▶ [TASK TO COMPLETE]: Wherever "open" appears in a line, list that line.

▶ [RECORDS SHOWN]:
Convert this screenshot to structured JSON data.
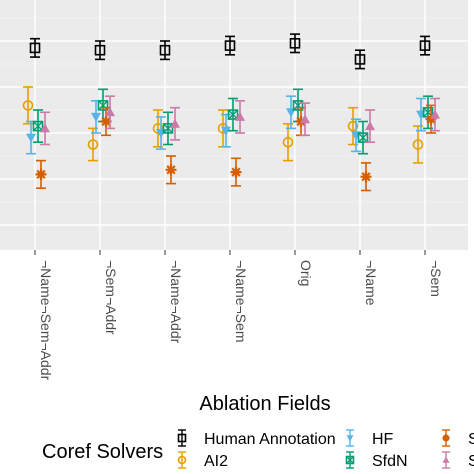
{
  "chart_data": {
    "type": "scatter",
    "subtype": "point-with-errorbars",
    "xlabel": "Ablation Fields",
    "ylabel": "",
    "categories": [
      "¬Name¬Sem¬Addr",
      "¬Sem¬Addr",
      "¬Name¬Addr",
      "¬Name¬Sem",
      "Orig",
      "¬Name",
      "¬Sem"
    ],
    "ylim": [
      0,
      1
    ],
    "grid": true,
    "legend_position": "bottom",
    "legend_title": "Coref Solvers",
    "series": [
      {
        "name": "Human Annotation",
        "color": "#000000",
        "marker": "square-open",
        "values": [
          0.87,
          0.86,
          0.86,
          0.88,
          0.89,
          0.82,
          0.88
        ],
        "err": [
          0.04,
          0.04,
          0.04,
          0.04,
          0.04,
          0.04,
          0.04
        ]
      },
      {
        "name": "AI2",
        "color": "#E69F00",
        "marker": "circle-open",
        "values": [
          0.62,
          0.45,
          0.52,
          0.52,
          0.46,
          0.53,
          0.45
        ],
        "err": [
          0.08,
          0.07,
          0.08,
          0.08,
          0.08,
          0.08,
          0.08
        ]
      },
      {
        "name": "HF",
        "color": "#56B4E9",
        "marker": "triangle-down",
        "values": [
          0.48,
          0.57,
          0.5,
          0.51,
          0.59,
          0.49,
          0.58
        ],
        "err": [
          0.07,
          0.07,
          0.07,
          0.07,
          0.07,
          0.07,
          0.07
        ]
      },
      {
        "name": "SfdN",
        "color": "#009E73",
        "marker": "square-x",
        "values": [
          0.53,
          0.62,
          0.52,
          0.58,
          0.62,
          0.48,
          0.59
        ],
        "err": [
          0.07,
          0.07,
          0.07,
          0.07,
          0.07,
          0.07,
          0.07
        ]
      },
      {
        "name": "Sfd",
        "color": "#D55E00",
        "marker": "asterisk",
        "values": [
          0.32,
          0.55,
          0.34,
          0.33,
          0.55,
          0.31,
          0.56
        ],
        "err": [
          0.06,
          0.06,
          0.06,
          0.06,
          0.06,
          0.06,
          0.06
        ]
      },
      {
        "name": "Sfd",
        "color": "#CC79A7",
        "marker": "triangle-up",
        "values": [
          0.52,
          0.59,
          0.54,
          0.57,
          0.56,
          0.53,
          0.58
        ],
        "err": [
          0.07,
          0.07,
          0.07,
          0.07,
          0.07,
          0.07,
          0.07
        ]
      }
    ]
  }
}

▶ [SOLUTION TO THIS TASK]:
        "marker": "square-open",
        "marker": "circle-open",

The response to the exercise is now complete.